-- START Stored rows --

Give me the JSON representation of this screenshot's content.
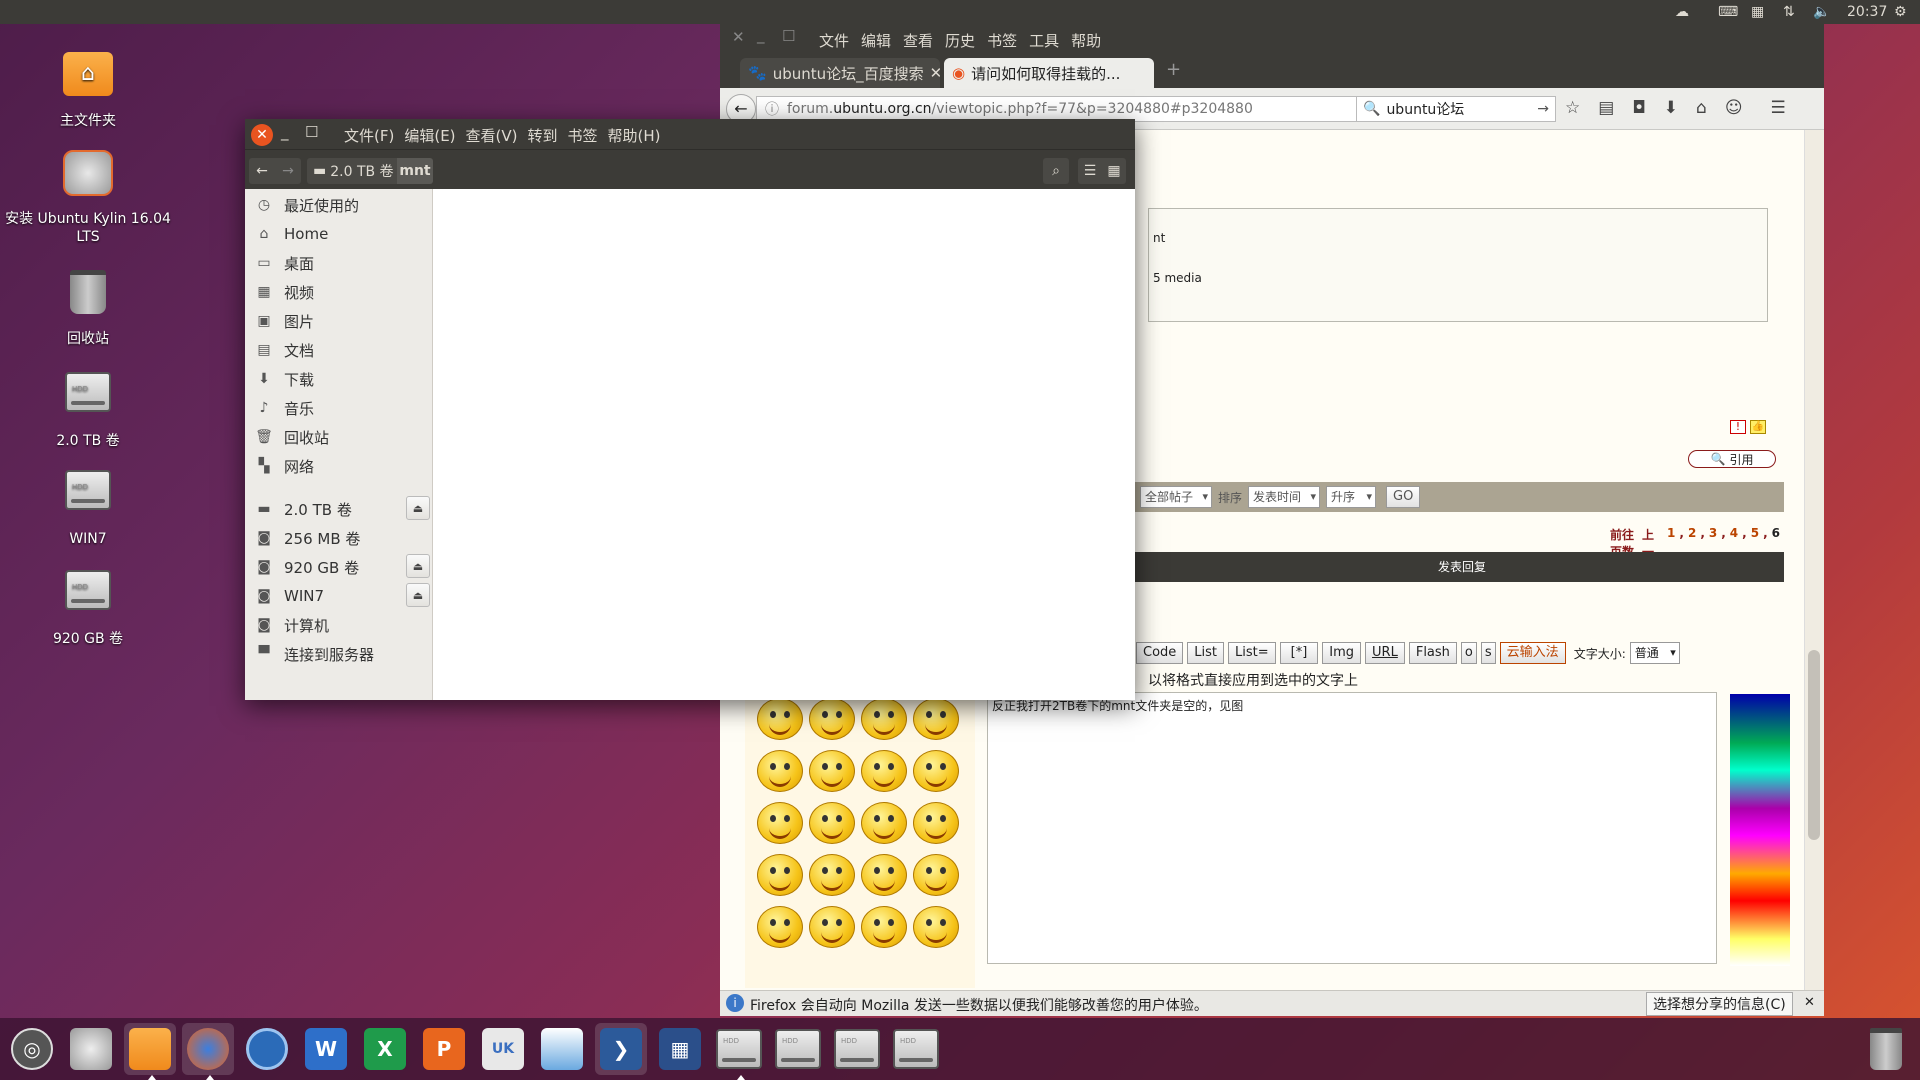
{
  "top_panel": {
    "time": "20:37"
  },
  "desktop_icons": [
    {
      "label": "主文件夹"
    },
    {
      "label": "安装 Ubuntu Kylin 16.04 LTS"
    },
    {
      "label": "回收站"
    },
    {
      "label": "2.0 TB 卷"
    },
    {
      "label": "WIN7"
    },
    {
      "label": "920 GB 卷"
    }
  ],
  "firefox": {
    "menu": [
      "文件",
      "编辑",
      "查看",
      "历史",
      "书签",
      "工具",
      "帮助"
    ],
    "tabs": [
      {
        "title": "ubuntu论坛_百度搜索"
      },
      {
        "title": "请问如何取得挂载的..."
      }
    ],
    "url_prefix": "forum.",
    "url_domain": "ubuntu.org.cn",
    "url_path": "/viewtopic.php?f=77&p=3204880#p3204880",
    "search_value": "ubuntu论坛",
    "content": {
      "box_text_1": "nt",
      "box_text_2": "5 media",
      "quote_label": "引用",
      "filter_all": "全部帖子",
      "sort_label": "排序",
      "sort_field": "发表时间",
      "sort_order": "升序",
      "go": "GO",
      "pagination_prefix": "前往页数",
      "pagination_prev": "上一页",
      "pages": [
        "1",
        "2",
        "3",
        "4",
        "5",
        "6"
      ],
      "reply_header": "发表回复",
      "toolbar_buttons": [
        "Code",
        "List",
        "List=",
        "[*]",
        "Img",
        "URL",
        "Flash",
        "o",
        "s"
      ],
      "ime_button": "云输入法",
      "font_size_label": "文字大小:",
      "font_size_value": "普通",
      "hint_text": "以将格式直接应用到选中的文字上",
      "post_text": "反正我打开2TB卷下的mnt文件夹是空的，见图"
    },
    "notice": {
      "text": "Firefox 会自动向 Mozilla 发送一些数据以便我们能够改善您的用户体验。",
      "button": "选择想分享的信息(C)"
    }
  },
  "nautilus": {
    "menu": [
      "文件(F)",
      "编辑(E)",
      "查看(V)",
      "转到",
      "书签",
      "帮助(H)"
    ],
    "path": [
      "2.0 TB 卷",
      "mnt"
    ],
    "places": [
      {
        "label": "最近使用的",
        "icon": "clock-icon"
      },
      {
        "label": "Home",
        "icon": "home-icon"
      },
      {
        "label": "桌面",
        "icon": "desktop-icon"
      },
      {
        "label": "视频",
        "icon": "video-icon"
      },
      {
        "label": "图片",
        "icon": "picture-icon"
      },
      {
        "label": "文档",
        "icon": "document-icon"
      },
      {
        "label": "下载",
        "icon": "download-icon"
      },
      {
        "label": "音乐",
        "icon": "music-icon"
      },
      {
        "label": "回收站",
        "icon": "trash-icon"
      },
      {
        "label": "网络",
        "icon": "network-icon"
      }
    ],
    "devices": [
      {
        "label": "2.0 TB 卷",
        "eject": true
      },
      {
        "label": "256 MB 卷",
        "eject": false
      },
      {
        "label": "920 GB 卷",
        "eject": true
      },
      {
        "label": "WIN7",
        "eject": true
      },
      {
        "label": "计算机",
        "eject": false
      },
      {
        "label": "连接到服务器",
        "eject": false
      }
    ]
  }
}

-- END Stored rows --

• _Exercise details_
Quote every record above exactly, omitting any pictures they contain.

• _Output below_
Give me the JSON representation of this screenshot's content.
{
  "top_panel": {
    "time": "20:37"
  },
  "desktop_icons": [
    {
      "label": "主文件夹"
    },
    {
      "label": "安装 Ubuntu Kylin 16.04 LTS"
    },
    {
      "label": "回收站"
    },
    {
      "label": "2.0 TB 卷"
    },
    {
      "label": "WIN7"
    },
    {
      "label": "920 GB 卷"
    }
  ],
  "firefox": {
    "menu": [
      "文件",
      "编辑",
      "查看",
      "历史",
      "书签",
      "工具",
      "帮助"
    ],
    "tabs": [
      {
        "title": "ubuntu论坛_百度搜索"
      },
      {
        "title": "请问如何取得挂载的..."
      }
    ],
    "url_prefix": "forum.",
    "url_domain": "ubuntu.org.cn",
    "url_path": "/viewtopic.php?f=77&p=3204880#p3204880",
    "search_value": "ubuntu论坛",
    "content": {
      "box_text_1": "nt",
      "box_text_2": "5 media",
      "quote_label": "引用",
      "filter_all": "全部帖子",
      "sort_label": "排序",
      "sort_field": "发表时间",
      "sort_order": "升序",
      "go": "GO",
      "pagination_prefix": "前往页数",
      "pagination_prev": "上一页",
      "pages": [
        "1",
        "2",
        "3",
        "4",
        "5",
        "6"
      ],
      "reply_header": "发表回复",
      "toolbar_buttons": [
        "Code",
        "List",
        "List=",
        "[*]",
        "Img",
        "URL",
        "Flash",
        "o",
        "s"
      ],
      "ime_button": "云输入法",
      "font_size_label": "文字大小:",
      "font_size_value": "普通",
      "hint_text": "以将格式直接应用到选中的文字上",
      "post_text": "反正我打开2TB卷下的mnt文件夹是空的，见图"
    },
    "notice": {
      "text": "Firefox 会自动向 Mozilla 发送一些数据以便我们能够改善您的用户体验。",
      "button": "选择想分享的信息(C)"
    }
  },
  "nautilus": {
    "menu": [
      "文件(F)",
      "编辑(E)",
      "查看(V)",
      "转到",
      "书签",
      "帮助(H)"
    ],
    "path": [
      "2.0 TB 卷",
      "mnt"
    ],
    "places": [
      {
        "label": "最近使用的",
        "icon": "clock-icon"
      },
      {
        "label": "Home",
        "icon": "home-icon"
      },
      {
        "label": "桌面",
        "icon": "desktop-icon"
      },
      {
        "label": "视频",
        "icon": "video-icon"
      },
      {
        "label": "图片",
        "icon": "picture-icon"
      },
      {
        "label": "文档",
        "icon": "document-icon"
      },
      {
        "label": "下载",
        "icon": "download-icon"
      },
      {
        "label": "音乐",
        "icon": "music-icon"
      },
      {
        "label": "回收站",
        "icon": "trash-icon"
      },
      {
        "label": "网络",
        "icon": "network-icon"
      }
    ],
    "devices": [
      {
        "label": "2.0 TB 卷",
        "eject": true
      },
      {
        "label": "256 MB 卷",
        "eject": false
      },
      {
        "label": "920 GB 卷",
        "eject": true
      },
      {
        "label": "WIN7",
        "eject": true
      },
      {
        "label": "计算机",
        "eject": false
      },
      {
        "label": "连接到服务器",
        "eject": false
      }
    ]
  }
}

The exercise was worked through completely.